Start Provided records
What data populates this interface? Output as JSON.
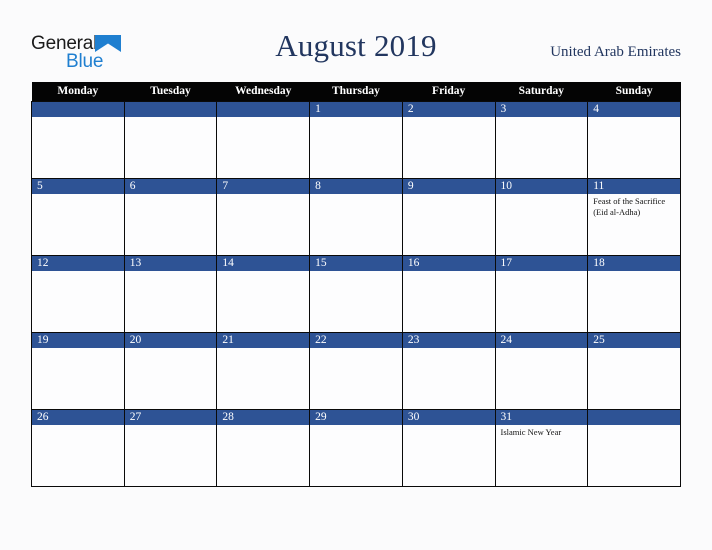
{
  "brand": {
    "word1": "General",
    "word2": "Blue",
    "triangle_color": "#1f7fd0",
    "word1_color": "#1b1b1b",
    "word2_color": "#1f7fd0"
  },
  "header": {
    "title": "August 2019",
    "country": "United Arab Emirates",
    "title_color": "#22365f"
  },
  "calendar": {
    "header_bg": "#040404",
    "daynum_bg": "#2e5395",
    "weekdays": [
      "Monday",
      "Tuesday",
      "Wednesday",
      "Thursday",
      "Friday",
      "Saturday",
      "Sunday"
    ],
    "weeks": [
      [
        {
          "day": "",
          "events": []
        },
        {
          "day": "",
          "events": []
        },
        {
          "day": "",
          "events": []
        },
        {
          "day": "1",
          "events": []
        },
        {
          "day": "2",
          "events": []
        },
        {
          "day": "3",
          "events": []
        },
        {
          "day": "4",
          "events": []
        }
      ],
      [
        {
          "day": "5",
          "events": []
        },
        {
          "day": "6",
          "events": []
        },
        {
          "day": "7",
          "events": []
        },
        {
          "day": "8",
          "events": []
        },
        {
          "day": "9",
          "events": []
        },
        {
          "day": "10",
          "events": []
        },
        {
          "day": "11",
          "events": [
            "Feast of the Sacrifice (Eid al-Adha)"
          ]
        }
      ],
      [
        {
          "day": "12",
          "events": []
        },
        {
          "day": "13",
          "events": []
        },
        {
          "day": "14",
          "events": []
        },
        {
          "day": "15",
          "events": []
        },
        {
          "day": "16",
          "events": []
        },
        {
          "day": "17",
          "events": []
        },
        {
          "day": "18",
          "events": []
        }
      ],
      [
        {
          "day": "19",
          "events": []
        },
        {
          "day": "20",
          "events": []
        },
        {
          "day": "21",
          "events": []
        },
        {
          "day": "22",
          "events": []
        },
        {
          "day": "23",
          "events": []
        },
        {
          "day": "24",
          "events": []
        },
        {
          "day": "25",
          "events": []
        }
      ],
      [
        {
          "day": "26",
          "events": []
        },
        {
          "day": "27",
          "events": []
        },
        {
          "day": "28",
          "events": []
        },
        {
          "day": "29",
          "events": []
        },
        {
          "day": "30",
          "events": []
        },
        {
          "day": "31",
          "events": [
            "Islamic New Year"
          ]
        },
        {
          "day": "",
          "events": []
        }
      ]
    ]
  }
}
End Provided records
- **Task requirements**
Above are records to transcribe exactly; leave their pictures out.

- **The response**
What data populates this interface? Output as JSON.
{
  "brand": {
    "word1": "General",
    "word2": "Blue",
    "triangle_color": "#1f7fd0",
    "word1_color": "#1b1b1b",
    "word2_color": "#1f7fd0"
  },
  "header": {
    "title": "August 2019",
    "country": "United Arab Emirates",
    "title_color": "#22365f"
  },
  "calendar": {
    "header_bg": "#040404",
    "daynum_bg": "#2e5395",
    "weekdays": [
      "Monday",
      "Tuesday",
      "Wednesday",
      "Thursday",
      "Friday",
      "Saturday",
      "Sunday"
    ],
    "weeks": [
      [
        {
          "day": "",
          "events": []
        },
        {
          "day": "",
          "events": []
        },
        {
          "day": "",
          "events": []
        },
        {
          "day": "1",
          "events": []
        },
        {
          "day": "2",
          "events": []
        },
        {
          "day": "3",
          "events": []
        },
        {
          "day": "4",
          "events": []
        }
      ],
      [
        {
          "day": "5",
          "events": []
        },
        {
          "day": "6",
          "events": []
        },
        {
          "day": "7",
          "events": []
        },
        {
          "day": "8",
          "events": []
        },
        {
          "day": "9",
          "events": []
        },
        {
          "day": "10",
          "events": []
        },
        {
          "day": "11",
          "events": [
            "Feast of the Sacrifice (Eid al-Adha)"
          ]
        }
      ],
      [
        {
          "day": "12",
          "events": []
        },
        {
          "day": "13",
          "events": []
        },
        {
          "day": "14",
          "events": []
        },
        {
          "day": "15",
          "events": []
        },
        {
          "day": "16",
          "events": []
        },
        {
          "day": "17",
          "events": []
        },
        {
          "day": "18",
          "events": []
        }
      ],
      [
        {
          "day": "19",
          "events": []
        },
        {
          "day": "20",
          "events": []
        },
        {
          "day": "21",
          "events": []
        },
        {
          "day": "22",
          "events": []
        },
        {
          "day": "23",
          "events": []
        },
        {
          "day": "24",
          "events": []
        },
        {
          "day": "25",
          "events": []
        }
      ],
      [
        {
          "day": "26",
          "events": []
        },
        {
          "day": "27",
          "events": []
        },
        {
          "day": "28",
          "events": []
        },
        {
          "day": "29",
          "events": []
        },
        {
          "day": "30",
          "events": []
        },
        {
          "day": "31",
          "events": [
            "Islamic New Year"
          ]
        },
        {
          "day": "",
          "events": []
        }
      ]
    ]
  }
}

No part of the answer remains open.